## What is required
Count how many lines include "Dwujęzycznymi" and answer with that number only.

## Records shown

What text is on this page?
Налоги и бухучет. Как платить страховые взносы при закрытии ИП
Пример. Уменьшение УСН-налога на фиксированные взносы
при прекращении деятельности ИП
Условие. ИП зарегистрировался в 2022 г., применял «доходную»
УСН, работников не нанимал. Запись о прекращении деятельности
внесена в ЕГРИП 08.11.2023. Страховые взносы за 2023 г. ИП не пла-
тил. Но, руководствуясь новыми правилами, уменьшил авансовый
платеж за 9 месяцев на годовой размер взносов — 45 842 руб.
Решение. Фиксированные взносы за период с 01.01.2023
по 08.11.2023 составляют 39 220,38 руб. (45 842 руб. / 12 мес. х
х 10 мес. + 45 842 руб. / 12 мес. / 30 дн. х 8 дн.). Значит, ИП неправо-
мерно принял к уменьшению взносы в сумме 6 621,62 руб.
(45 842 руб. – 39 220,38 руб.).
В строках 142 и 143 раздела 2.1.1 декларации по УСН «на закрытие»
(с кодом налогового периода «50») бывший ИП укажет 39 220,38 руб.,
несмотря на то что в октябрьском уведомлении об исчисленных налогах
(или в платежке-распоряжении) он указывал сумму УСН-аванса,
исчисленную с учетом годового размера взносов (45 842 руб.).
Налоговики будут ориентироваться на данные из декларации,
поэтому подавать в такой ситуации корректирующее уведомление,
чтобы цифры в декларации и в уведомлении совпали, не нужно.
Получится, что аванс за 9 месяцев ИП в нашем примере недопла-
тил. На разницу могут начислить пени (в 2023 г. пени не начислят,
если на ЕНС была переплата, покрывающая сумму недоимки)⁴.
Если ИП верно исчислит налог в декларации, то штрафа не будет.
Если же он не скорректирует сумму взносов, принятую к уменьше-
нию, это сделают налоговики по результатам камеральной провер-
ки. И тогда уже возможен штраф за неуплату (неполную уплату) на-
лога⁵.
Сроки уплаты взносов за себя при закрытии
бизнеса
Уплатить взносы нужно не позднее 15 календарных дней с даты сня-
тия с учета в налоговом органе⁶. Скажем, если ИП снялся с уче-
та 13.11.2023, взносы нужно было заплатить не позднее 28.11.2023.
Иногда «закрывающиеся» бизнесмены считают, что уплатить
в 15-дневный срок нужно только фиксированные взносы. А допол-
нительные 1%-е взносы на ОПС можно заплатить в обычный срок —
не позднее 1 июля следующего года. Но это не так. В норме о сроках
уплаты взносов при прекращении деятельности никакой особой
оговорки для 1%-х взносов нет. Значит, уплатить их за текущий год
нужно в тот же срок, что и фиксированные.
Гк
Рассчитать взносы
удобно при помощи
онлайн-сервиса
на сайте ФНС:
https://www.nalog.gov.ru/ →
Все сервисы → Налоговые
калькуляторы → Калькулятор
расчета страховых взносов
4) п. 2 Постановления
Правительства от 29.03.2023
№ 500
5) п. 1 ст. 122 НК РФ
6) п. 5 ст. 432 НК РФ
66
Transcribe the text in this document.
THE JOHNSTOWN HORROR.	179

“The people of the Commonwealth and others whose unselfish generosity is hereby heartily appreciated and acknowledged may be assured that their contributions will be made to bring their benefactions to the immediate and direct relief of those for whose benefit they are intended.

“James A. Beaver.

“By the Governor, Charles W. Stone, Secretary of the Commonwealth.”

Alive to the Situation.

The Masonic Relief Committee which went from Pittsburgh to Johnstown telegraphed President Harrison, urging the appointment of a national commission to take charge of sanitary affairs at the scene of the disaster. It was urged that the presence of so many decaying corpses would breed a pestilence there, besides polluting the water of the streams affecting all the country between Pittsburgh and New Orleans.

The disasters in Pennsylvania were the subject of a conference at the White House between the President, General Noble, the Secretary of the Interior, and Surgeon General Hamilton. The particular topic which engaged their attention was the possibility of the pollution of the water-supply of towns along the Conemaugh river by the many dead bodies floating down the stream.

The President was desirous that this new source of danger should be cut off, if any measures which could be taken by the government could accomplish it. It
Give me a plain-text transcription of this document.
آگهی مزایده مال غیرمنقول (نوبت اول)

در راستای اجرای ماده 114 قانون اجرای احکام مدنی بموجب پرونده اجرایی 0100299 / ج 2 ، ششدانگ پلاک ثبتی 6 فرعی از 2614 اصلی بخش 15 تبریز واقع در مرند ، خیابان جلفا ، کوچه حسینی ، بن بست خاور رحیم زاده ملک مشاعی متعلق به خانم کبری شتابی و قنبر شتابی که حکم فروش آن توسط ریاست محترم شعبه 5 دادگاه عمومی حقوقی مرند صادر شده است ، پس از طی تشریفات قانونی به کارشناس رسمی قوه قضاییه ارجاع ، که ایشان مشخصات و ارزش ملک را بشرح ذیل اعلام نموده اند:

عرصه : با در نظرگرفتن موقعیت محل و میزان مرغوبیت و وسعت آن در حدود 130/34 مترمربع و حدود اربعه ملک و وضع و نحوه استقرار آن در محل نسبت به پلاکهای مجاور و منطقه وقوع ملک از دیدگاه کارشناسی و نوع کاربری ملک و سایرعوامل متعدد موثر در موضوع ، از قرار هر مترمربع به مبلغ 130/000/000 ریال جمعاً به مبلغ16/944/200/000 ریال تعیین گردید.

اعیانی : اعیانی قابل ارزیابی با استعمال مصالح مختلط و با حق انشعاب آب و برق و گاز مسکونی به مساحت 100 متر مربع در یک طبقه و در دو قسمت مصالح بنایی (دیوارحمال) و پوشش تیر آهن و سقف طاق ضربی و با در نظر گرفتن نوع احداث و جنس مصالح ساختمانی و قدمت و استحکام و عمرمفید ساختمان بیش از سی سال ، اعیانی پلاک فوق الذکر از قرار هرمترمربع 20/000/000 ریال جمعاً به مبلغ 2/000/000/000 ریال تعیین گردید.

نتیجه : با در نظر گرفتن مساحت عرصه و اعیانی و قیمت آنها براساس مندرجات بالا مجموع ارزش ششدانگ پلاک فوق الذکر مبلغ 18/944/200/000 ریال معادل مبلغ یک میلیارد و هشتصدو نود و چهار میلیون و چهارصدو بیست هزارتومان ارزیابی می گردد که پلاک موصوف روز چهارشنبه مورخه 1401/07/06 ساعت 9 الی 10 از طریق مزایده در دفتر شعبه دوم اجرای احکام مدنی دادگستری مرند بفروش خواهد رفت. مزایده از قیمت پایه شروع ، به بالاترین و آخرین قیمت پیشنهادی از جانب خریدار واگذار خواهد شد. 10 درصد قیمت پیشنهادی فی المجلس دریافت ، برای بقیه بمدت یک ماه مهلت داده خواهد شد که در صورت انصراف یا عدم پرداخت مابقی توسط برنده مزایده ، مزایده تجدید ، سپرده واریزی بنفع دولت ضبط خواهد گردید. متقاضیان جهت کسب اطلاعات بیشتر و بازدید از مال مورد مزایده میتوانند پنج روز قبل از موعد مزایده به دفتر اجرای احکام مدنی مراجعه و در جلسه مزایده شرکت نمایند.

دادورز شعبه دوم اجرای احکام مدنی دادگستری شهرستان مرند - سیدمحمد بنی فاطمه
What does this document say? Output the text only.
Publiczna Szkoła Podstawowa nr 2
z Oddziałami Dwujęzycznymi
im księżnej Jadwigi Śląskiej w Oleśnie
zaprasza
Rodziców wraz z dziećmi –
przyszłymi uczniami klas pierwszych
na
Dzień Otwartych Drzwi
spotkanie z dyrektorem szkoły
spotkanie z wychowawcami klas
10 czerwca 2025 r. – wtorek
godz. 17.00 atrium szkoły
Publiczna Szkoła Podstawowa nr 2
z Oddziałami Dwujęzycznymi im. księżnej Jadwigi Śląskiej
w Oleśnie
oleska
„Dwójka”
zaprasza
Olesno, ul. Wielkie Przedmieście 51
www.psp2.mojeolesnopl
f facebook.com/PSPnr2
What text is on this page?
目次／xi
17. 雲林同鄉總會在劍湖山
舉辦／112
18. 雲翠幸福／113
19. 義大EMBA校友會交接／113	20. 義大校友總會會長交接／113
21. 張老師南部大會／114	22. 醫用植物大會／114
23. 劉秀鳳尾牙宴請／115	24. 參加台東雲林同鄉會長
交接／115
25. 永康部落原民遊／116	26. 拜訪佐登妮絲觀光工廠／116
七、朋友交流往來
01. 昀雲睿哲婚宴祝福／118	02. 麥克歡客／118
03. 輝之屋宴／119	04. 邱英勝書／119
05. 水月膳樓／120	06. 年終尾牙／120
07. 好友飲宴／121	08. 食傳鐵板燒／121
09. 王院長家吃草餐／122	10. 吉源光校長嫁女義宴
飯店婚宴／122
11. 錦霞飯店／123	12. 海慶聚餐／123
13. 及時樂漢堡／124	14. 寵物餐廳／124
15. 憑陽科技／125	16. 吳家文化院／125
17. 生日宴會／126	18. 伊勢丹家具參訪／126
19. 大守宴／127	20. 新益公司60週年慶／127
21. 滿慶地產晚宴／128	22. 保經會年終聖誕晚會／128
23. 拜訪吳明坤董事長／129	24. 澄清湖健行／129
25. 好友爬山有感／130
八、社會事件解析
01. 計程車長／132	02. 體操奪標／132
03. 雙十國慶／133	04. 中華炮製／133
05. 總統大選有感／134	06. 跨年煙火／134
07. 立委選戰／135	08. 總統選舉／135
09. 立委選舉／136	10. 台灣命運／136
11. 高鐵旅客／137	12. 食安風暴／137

## Answer to this exercise
2